> [Work to be completed]:
Can you pull out each line of the data below that includes the word "pathways"?

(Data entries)
>>>>>

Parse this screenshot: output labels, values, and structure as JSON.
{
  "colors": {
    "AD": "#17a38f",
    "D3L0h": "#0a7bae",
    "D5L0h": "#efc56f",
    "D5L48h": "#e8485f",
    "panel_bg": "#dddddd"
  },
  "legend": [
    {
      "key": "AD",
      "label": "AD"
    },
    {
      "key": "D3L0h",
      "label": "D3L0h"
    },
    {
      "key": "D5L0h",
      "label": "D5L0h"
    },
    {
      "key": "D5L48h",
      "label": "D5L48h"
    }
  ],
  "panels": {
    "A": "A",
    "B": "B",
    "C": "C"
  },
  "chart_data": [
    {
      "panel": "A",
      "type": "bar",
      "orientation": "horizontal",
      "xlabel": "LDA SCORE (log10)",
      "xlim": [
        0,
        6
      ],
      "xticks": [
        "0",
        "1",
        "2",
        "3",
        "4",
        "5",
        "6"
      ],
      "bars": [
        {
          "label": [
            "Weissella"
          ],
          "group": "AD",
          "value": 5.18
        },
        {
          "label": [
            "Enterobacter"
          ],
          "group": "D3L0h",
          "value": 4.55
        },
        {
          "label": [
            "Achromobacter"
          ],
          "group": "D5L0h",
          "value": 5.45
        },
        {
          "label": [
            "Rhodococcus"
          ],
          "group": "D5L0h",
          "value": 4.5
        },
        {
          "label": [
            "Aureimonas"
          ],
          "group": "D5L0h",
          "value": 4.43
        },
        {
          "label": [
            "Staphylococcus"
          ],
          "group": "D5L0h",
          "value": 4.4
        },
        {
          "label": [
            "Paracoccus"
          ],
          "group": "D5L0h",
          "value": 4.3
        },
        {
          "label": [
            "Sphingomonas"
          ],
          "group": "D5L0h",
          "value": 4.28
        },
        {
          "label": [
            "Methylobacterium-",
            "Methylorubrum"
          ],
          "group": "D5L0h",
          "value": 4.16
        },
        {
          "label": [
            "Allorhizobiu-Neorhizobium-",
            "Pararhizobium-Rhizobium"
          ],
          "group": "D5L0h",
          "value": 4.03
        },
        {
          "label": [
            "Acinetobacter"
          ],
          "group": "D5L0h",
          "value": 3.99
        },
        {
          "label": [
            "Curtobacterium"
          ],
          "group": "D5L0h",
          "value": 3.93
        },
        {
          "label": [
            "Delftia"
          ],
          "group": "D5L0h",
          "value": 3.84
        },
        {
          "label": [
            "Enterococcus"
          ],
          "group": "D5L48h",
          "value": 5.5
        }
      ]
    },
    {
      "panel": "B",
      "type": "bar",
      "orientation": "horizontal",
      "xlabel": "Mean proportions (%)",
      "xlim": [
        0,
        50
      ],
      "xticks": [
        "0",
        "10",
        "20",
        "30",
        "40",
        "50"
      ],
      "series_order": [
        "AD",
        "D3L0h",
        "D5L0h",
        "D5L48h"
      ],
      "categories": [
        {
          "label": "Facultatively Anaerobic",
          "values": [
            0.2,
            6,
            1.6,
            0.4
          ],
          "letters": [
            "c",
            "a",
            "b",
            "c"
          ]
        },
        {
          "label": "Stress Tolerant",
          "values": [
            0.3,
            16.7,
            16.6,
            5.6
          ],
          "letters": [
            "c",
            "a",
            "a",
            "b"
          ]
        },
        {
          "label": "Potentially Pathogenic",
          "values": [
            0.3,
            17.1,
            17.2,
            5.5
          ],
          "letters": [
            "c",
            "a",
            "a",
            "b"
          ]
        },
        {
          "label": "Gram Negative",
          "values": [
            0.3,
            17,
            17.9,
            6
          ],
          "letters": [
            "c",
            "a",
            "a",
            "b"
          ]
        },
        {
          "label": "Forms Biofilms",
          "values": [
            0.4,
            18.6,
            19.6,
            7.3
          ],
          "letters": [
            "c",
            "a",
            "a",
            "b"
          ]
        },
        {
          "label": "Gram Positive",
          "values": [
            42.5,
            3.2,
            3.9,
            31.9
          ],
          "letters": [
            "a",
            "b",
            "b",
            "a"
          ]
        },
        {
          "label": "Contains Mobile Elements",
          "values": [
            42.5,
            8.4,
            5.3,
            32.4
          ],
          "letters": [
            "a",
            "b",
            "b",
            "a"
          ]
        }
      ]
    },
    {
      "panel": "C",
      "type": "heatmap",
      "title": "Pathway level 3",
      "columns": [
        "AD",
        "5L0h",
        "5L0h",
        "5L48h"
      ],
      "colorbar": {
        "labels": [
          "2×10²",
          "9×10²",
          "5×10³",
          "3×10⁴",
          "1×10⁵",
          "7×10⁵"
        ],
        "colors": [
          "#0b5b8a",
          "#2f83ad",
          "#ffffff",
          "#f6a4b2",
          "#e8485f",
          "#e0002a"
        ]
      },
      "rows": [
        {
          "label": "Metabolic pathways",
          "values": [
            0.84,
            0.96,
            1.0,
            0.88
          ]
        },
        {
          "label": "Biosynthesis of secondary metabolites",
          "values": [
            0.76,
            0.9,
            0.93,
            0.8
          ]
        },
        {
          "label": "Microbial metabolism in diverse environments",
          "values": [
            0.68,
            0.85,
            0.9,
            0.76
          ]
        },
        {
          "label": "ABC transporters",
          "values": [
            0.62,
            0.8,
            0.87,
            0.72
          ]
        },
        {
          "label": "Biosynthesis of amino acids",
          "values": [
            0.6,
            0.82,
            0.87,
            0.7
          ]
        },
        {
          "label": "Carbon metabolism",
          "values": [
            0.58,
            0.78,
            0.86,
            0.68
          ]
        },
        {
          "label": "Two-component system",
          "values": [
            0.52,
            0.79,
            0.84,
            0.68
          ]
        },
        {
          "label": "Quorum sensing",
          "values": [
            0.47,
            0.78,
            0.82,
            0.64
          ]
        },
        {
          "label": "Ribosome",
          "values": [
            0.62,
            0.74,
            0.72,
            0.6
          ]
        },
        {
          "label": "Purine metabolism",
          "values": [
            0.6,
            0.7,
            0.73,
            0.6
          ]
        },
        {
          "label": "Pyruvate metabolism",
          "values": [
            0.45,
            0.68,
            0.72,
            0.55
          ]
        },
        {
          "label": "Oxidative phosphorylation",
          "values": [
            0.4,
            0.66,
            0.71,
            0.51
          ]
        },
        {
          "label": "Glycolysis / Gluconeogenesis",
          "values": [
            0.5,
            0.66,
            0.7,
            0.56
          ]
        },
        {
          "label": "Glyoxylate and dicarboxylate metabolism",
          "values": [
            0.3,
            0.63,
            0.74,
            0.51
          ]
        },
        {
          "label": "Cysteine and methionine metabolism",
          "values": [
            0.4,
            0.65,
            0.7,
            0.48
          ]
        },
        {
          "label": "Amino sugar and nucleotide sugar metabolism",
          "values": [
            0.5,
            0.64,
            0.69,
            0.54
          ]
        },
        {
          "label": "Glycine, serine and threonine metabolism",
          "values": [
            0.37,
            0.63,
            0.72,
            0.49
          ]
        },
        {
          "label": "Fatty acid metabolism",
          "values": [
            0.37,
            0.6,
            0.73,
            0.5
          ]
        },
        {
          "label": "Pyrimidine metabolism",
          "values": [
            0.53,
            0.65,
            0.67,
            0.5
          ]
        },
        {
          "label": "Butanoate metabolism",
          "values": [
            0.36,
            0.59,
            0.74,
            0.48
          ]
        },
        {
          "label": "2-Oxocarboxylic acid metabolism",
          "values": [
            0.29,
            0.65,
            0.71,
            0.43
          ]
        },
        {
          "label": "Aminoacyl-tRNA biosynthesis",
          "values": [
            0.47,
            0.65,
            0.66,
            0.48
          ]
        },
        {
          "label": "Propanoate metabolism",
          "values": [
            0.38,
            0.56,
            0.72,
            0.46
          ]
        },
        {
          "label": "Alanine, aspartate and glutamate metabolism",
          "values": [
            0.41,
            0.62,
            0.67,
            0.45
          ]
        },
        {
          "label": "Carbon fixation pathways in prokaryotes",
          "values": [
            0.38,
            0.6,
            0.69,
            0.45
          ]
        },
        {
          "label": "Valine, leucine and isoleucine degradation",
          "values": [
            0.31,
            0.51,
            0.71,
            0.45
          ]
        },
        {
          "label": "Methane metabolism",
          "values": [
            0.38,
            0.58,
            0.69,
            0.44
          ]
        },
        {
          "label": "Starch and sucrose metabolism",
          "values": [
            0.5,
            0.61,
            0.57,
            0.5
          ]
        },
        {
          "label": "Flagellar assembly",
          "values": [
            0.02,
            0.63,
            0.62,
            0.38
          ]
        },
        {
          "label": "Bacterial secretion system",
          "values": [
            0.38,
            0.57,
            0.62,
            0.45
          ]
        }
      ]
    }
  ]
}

<<<<<

> [Expected output]:
          "label": "Metabolic pathways",
          "label": "Carbon fixation pathways in prokaryotes",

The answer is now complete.